Page extract
■ ■ ■ ■ ■ ■ ■
# Am I ready to adopt



## Monkey78

Hi Ive been reading a few of your posts which are really helpful. A little bit about myself. myself and dh been ttc 5yrs. Had 2 failed IVF attempts, last one June 2012. Only other option was egg donation, which we really not sure we can go through with emotionally. We had 3 bereavements in between all this, one of which was very horrific and we then had to attend my sisters murder trial last August. So my emotions have been so mixed up from day to day. Anyway, we finally decided to go down the adoption route, which we had been talking about for a long time. So in Jan 2013 I made the call to our LA and they have sent the application pack. But now I feel so emotional all the time, my sis in law (who is 46) is now pregnant and I feel so upset all the time. Should we hold off for a bit before going through with all this do you think? DH thinks we should as he feels the same. Not sure where to turn, who to talk to, and what to cry about ! xxxx


----------



## Lolly1985

Hi Monkey

My goodness I am so so sorry that you have had such a traumatic time. Sending you all my love and thoughts to get through all this :hugs:

In all honesty the journey down the adoption road is very emotional and while we all have lots going on in our lives, I would advise you to maybe take some time with your hubby to get yourself a little stronger so that you are able to deal with all that is thrown at you. Have you thought about some counselling, or have you had some? SWs and agencies will expect you to be able to talk openly about what has happened, and how you have dealt and moved forward. they might question how the grief has altered the family dynamics, what you have learned from it all etc. It will be very difficult for you I am sure so you need to be able to cope with that. Of course tears are ok, I have cried during sessions with my SW on three seperate occassions. It really does depend whether you are ready for the level of questioning, intrusion and committment to this process at this time.

Why not ask if your LA have an open day/evening that you could attend for more info. Also look around, there will be other agencies in your area, so see which is best suited. this means you are still looking into adoption, but are removing some of the pressure to start the process asap.

Good luck with your decision, only you and DH will know when the time is right xxxxx


----------



## Loski83

Agree with what lolly says make sure you and your husband are strong and able to support each other through the tough times. Visit some agencies or phone them get your name out there then when you do decide they will know that you have been interested for a while.


----------



## Monkey78

Thank you Loski and lolli for both your helpful replies, it's lovely to talk to you both. Loski I read your journey, what a lovely ending you have had. Lolli how far are you now on your journey? I will take your advice and book in for an open evening, that will be a start for us. I worry because I am 44 and I don't want to leave things too long as I know it's a long journey ahead of us. And i dont want to be too old to enjoy life as a new family Xx


----------



## Lolly1985

Hi Monkey

I think that is great that you are thinking of looking into some open evenings :thumbup: You may even have the opportunity to briefly discuss some of your concerns with a SW as some offer 1:1 chats if you hang around at the end. Keep us posted!

We have completed prep, and have had 7 home study sessions. SW thinks about 2 more, and she is starting to write our PAR which is fab. We are ahead of the game (so she says!) as we are not sue at panel until June, but she is hoping we may make Mays approval panel if things continue to go well. Keep your fingers crossed!!

Keep in touch won't you, and maybe come and join us on the Adoption Journey thread Loski started if you feel ready. :hugs:


----------
■ ■ ■ ■ ■ ■ ■
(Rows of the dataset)
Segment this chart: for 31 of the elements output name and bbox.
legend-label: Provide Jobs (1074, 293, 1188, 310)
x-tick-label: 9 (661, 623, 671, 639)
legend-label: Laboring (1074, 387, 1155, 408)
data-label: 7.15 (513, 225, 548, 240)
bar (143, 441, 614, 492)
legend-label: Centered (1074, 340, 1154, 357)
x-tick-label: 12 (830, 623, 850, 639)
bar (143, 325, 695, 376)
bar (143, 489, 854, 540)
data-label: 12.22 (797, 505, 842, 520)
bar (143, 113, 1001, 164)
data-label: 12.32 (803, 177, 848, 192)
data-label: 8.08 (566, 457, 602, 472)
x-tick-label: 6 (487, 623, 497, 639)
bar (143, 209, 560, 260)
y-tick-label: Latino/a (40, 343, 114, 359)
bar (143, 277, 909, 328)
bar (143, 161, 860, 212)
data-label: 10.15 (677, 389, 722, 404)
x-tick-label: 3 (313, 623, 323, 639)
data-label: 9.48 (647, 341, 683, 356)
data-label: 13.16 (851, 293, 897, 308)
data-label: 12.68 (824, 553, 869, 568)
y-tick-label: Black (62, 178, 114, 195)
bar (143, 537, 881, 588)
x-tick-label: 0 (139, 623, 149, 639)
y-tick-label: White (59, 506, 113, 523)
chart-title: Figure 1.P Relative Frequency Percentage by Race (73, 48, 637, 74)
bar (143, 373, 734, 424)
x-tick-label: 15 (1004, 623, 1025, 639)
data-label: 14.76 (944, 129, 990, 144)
■ ■ ■ ■ ■ ■ ■
To-do list
1 - In the adoption thread, condense the paragraph beginning "In all honesty the journey down the adoption road" into a short bulleted list that keeps its main points.
2 - Give the username of every person who posts in the adoption thread.

Solved tasks
1 -
- The adoption journey is very emotional, so it may help to take some time with your husband to grow stronger first.
- Counselling is worth considering.
- Social workers and agencies will expect you to talk openly about what happened and how you have dealt with it and moved forward. They may ask how grief has changed the family dynamics and what you have learned.
- Tears are acceptable. The writer has cried in sessions with their social worker on three separate occasions.
- Whether to go ahead depends on being ready for the questioning, intrusion and commitment the process involves.

2 -
- Monkey78
- Lolly1985
- Loski83